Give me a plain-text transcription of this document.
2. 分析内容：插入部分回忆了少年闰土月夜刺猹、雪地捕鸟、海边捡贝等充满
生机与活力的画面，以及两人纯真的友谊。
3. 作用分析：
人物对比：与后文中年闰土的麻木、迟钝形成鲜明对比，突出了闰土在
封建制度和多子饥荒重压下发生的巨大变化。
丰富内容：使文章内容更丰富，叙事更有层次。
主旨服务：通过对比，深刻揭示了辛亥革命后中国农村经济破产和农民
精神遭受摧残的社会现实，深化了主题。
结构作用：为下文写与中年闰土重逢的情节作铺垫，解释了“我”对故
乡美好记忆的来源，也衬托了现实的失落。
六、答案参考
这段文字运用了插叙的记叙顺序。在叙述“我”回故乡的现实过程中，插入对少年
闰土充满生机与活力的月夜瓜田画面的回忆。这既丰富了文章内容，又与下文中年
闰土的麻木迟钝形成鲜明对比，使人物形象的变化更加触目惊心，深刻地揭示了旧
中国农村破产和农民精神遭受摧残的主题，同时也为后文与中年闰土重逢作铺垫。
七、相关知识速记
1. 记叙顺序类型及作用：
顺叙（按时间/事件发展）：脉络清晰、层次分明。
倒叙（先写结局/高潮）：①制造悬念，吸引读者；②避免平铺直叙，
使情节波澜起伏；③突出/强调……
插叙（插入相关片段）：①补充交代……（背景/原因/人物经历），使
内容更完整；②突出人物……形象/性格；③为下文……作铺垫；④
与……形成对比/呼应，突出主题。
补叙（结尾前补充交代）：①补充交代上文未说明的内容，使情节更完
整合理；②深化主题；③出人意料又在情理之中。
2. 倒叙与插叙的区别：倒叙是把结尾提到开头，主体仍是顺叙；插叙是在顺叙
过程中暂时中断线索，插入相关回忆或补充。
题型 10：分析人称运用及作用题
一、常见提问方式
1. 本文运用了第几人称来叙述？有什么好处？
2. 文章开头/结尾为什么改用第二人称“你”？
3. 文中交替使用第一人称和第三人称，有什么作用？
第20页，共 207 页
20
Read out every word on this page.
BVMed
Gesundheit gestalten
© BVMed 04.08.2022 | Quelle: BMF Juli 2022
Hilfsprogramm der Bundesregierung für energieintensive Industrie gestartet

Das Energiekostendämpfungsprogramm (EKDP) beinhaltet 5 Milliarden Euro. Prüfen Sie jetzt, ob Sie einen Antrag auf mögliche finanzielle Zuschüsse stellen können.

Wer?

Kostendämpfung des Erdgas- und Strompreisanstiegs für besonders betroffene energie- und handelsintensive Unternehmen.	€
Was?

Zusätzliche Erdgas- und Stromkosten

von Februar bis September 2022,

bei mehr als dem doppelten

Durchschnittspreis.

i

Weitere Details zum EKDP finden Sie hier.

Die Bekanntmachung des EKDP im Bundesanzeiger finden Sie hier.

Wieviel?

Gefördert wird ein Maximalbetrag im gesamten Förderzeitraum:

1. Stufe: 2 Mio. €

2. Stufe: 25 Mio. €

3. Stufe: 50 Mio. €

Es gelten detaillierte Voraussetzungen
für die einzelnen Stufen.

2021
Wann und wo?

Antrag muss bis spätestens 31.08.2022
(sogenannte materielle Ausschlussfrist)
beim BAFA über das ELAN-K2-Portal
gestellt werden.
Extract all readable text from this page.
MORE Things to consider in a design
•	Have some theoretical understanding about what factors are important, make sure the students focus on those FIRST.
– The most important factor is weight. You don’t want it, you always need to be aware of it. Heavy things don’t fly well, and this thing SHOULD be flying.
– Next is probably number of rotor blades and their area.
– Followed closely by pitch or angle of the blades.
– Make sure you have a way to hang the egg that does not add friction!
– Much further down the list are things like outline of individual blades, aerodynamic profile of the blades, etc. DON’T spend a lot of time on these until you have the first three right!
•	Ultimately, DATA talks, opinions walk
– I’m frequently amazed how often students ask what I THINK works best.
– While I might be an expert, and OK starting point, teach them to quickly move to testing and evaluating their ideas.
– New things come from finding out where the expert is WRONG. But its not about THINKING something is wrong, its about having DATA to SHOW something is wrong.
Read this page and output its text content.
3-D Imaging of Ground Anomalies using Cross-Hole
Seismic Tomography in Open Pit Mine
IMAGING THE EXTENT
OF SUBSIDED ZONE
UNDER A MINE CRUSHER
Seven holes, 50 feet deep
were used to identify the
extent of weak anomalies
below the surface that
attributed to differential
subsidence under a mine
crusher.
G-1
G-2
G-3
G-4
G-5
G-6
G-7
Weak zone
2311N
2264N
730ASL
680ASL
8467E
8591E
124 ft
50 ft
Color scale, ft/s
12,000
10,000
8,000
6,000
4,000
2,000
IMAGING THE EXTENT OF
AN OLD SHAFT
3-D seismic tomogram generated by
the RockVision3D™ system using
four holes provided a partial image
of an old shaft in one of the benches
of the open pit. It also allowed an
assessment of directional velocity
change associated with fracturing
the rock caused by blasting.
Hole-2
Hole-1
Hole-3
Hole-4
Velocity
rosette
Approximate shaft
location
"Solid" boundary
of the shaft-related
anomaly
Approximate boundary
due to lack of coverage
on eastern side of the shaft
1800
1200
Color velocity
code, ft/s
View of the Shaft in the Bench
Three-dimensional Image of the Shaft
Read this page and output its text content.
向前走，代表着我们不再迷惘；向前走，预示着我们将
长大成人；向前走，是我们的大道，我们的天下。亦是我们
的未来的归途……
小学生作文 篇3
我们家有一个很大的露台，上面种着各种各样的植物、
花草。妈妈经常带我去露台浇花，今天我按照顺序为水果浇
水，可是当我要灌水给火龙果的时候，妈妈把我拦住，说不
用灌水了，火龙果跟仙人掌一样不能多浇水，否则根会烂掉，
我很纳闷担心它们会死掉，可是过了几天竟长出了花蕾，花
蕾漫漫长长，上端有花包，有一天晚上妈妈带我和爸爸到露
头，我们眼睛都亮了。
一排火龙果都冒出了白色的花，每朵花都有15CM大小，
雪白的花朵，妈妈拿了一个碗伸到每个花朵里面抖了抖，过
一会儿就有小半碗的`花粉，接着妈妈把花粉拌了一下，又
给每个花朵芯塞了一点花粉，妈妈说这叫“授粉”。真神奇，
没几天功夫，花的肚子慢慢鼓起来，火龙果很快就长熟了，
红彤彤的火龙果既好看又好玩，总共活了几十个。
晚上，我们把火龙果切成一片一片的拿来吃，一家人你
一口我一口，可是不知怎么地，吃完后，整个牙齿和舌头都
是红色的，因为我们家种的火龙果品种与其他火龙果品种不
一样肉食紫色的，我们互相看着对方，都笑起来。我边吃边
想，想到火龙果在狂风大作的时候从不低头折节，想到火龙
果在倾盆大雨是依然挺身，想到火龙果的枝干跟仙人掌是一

# Task description:
In the records above, locate every line with the string "Approximate" and copy it.

# Task solution:
Approximate shaft
Approximate boundary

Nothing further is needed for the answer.